# Material
==*==

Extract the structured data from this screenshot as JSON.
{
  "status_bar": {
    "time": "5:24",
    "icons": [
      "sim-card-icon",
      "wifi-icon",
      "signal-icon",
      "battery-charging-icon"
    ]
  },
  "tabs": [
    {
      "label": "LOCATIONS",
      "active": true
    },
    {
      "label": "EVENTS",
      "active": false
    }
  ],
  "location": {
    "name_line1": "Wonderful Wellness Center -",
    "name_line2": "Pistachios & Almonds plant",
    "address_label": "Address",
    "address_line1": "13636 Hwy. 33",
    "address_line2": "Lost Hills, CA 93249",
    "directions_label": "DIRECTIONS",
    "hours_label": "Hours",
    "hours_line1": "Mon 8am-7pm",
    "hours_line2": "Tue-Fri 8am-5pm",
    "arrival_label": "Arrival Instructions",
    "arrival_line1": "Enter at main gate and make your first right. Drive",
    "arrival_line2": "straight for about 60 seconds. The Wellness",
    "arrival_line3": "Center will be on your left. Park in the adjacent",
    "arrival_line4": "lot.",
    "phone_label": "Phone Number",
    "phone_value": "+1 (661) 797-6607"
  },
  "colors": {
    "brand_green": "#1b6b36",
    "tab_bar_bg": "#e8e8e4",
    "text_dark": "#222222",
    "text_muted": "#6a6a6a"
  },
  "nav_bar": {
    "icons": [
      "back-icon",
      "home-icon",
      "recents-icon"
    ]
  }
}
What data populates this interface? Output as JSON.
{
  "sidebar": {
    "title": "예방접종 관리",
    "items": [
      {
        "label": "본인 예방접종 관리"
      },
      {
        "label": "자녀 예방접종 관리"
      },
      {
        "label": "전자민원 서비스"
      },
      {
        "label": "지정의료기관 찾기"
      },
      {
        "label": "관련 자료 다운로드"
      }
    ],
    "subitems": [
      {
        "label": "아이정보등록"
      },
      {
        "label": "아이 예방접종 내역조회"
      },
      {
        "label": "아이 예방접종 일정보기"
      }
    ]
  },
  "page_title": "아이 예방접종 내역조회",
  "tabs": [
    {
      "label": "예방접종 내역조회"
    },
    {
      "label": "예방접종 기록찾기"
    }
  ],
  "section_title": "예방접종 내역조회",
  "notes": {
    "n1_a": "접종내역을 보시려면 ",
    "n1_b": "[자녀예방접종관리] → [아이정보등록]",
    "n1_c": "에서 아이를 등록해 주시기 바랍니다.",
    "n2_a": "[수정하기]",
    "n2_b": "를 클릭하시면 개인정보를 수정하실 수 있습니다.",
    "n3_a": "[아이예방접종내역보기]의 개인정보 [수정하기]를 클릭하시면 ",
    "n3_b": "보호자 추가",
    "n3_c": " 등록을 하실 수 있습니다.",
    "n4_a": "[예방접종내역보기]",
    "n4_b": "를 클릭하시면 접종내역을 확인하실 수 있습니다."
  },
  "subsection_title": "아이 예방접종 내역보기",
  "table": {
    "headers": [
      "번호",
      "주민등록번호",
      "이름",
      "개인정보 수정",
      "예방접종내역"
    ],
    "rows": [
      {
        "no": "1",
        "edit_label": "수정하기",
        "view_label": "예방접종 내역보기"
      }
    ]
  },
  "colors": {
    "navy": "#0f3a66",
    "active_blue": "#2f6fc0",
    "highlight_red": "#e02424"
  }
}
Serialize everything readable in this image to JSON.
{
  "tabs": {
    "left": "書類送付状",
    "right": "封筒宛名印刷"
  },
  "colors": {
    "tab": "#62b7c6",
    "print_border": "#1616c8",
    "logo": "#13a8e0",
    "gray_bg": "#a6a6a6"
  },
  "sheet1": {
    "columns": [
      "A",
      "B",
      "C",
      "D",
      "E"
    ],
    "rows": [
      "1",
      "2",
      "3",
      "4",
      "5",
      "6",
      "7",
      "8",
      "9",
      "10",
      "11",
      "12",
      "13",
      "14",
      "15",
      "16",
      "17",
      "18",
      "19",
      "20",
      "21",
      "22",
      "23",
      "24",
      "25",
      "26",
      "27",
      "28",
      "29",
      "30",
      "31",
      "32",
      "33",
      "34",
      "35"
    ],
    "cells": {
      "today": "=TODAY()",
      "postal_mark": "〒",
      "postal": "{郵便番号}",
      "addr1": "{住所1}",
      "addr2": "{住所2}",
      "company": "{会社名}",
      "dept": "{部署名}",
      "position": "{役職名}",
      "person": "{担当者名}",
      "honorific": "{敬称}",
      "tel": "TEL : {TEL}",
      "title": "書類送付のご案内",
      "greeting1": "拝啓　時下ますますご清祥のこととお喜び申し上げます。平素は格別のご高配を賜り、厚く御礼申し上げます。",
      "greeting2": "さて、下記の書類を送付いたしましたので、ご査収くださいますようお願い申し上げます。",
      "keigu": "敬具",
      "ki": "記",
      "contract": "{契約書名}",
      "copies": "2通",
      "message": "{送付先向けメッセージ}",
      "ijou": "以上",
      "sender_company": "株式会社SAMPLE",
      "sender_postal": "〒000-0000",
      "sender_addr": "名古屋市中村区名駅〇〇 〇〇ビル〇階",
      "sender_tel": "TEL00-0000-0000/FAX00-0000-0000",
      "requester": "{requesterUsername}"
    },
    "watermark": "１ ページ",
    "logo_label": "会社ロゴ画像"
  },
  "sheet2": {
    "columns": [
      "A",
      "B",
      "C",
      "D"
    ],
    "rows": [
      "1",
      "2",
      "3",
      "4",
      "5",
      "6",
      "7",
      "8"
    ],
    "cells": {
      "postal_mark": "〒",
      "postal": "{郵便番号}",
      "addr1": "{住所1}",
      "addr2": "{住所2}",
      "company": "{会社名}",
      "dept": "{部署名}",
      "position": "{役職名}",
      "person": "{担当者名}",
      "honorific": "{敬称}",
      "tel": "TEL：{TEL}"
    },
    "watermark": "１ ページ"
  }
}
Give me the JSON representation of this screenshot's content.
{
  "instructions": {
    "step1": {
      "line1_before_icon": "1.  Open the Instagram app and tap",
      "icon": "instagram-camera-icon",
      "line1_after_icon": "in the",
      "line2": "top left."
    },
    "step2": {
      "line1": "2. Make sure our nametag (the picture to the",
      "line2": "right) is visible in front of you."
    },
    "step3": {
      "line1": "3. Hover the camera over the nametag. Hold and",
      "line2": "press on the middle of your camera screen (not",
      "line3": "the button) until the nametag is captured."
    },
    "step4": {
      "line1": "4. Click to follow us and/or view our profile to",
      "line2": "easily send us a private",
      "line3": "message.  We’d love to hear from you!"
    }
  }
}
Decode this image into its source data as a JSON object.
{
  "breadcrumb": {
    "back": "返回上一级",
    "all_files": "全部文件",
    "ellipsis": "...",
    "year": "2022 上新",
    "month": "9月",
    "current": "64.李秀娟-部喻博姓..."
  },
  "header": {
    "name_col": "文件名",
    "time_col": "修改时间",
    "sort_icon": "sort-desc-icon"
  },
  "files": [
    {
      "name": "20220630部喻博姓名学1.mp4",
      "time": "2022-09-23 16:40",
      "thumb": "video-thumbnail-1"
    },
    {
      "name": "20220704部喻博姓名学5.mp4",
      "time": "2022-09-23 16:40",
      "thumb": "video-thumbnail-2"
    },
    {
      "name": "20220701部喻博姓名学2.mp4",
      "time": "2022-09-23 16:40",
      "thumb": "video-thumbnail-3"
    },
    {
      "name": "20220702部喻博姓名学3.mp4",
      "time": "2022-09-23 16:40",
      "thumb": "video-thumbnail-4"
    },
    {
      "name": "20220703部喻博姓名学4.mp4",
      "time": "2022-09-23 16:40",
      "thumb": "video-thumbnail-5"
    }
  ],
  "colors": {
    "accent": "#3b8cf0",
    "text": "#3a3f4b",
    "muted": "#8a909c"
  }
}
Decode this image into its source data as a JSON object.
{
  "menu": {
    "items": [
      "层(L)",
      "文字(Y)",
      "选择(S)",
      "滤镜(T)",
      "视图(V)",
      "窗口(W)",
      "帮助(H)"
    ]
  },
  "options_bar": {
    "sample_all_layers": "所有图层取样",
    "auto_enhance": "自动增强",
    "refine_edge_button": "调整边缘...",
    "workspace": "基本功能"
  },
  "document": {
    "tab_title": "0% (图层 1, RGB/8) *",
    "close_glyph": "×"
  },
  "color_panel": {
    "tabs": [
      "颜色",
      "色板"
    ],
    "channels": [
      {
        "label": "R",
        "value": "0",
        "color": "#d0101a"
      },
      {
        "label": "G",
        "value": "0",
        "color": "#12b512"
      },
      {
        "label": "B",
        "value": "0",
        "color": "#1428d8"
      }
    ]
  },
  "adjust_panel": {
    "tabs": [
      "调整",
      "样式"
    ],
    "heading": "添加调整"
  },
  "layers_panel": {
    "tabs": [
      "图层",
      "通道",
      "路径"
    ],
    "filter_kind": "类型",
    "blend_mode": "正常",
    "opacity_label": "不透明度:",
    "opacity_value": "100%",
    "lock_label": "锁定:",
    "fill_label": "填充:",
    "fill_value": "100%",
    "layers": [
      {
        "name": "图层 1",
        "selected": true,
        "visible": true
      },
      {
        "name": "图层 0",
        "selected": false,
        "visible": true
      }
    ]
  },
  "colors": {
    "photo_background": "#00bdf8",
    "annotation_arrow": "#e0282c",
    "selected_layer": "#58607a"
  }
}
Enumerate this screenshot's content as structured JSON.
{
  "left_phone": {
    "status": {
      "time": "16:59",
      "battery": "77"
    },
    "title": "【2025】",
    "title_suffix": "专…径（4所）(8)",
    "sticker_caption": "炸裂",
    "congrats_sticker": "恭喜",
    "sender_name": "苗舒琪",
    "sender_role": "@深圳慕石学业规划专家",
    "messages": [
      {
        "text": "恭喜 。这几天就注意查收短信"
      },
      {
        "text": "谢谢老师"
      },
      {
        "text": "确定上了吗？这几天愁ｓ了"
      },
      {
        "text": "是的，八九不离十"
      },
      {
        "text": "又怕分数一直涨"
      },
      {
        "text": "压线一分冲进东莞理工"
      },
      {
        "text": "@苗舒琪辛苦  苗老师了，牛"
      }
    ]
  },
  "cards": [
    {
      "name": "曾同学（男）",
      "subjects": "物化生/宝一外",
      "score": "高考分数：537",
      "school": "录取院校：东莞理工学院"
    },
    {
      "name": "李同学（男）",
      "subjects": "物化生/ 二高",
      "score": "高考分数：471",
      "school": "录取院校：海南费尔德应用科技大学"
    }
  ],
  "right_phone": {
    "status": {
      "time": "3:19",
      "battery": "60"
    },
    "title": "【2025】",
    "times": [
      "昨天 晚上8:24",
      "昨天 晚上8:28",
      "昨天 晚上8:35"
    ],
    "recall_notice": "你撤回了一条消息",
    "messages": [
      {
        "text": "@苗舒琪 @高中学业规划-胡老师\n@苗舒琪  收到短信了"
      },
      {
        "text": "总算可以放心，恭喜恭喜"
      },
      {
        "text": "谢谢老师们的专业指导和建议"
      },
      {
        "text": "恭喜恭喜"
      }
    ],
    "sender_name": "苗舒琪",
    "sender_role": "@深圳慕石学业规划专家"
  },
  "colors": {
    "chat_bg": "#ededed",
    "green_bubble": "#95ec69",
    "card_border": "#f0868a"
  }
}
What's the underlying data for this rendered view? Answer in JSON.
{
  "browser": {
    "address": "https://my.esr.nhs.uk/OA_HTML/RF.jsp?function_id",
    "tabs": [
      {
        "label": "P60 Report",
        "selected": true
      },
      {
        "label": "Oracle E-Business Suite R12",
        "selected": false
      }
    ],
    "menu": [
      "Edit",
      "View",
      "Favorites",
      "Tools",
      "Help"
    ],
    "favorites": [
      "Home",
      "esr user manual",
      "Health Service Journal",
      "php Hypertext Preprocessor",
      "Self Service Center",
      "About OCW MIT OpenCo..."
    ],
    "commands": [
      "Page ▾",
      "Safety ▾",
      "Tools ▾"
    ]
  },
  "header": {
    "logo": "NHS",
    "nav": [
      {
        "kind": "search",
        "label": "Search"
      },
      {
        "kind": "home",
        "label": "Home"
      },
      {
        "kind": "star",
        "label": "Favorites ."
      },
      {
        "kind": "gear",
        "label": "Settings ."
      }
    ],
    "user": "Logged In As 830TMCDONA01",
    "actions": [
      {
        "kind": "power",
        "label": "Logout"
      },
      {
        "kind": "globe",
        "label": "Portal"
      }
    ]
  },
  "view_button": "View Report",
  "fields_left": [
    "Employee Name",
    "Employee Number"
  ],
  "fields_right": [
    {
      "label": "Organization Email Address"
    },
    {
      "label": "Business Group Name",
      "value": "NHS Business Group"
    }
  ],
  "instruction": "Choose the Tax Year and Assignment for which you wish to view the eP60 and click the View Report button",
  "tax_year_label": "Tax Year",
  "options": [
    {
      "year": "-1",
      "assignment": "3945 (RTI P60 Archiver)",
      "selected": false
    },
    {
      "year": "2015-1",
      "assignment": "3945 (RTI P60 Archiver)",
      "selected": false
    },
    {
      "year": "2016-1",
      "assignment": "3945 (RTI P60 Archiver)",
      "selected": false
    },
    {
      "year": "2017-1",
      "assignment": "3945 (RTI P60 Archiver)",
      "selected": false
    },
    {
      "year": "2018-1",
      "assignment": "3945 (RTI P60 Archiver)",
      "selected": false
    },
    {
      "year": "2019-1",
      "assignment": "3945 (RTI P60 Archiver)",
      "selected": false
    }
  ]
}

==*==

# Exercise
Of the lines in the records, determine how many contain the word "Group", and report that number alone.

# Written answer
2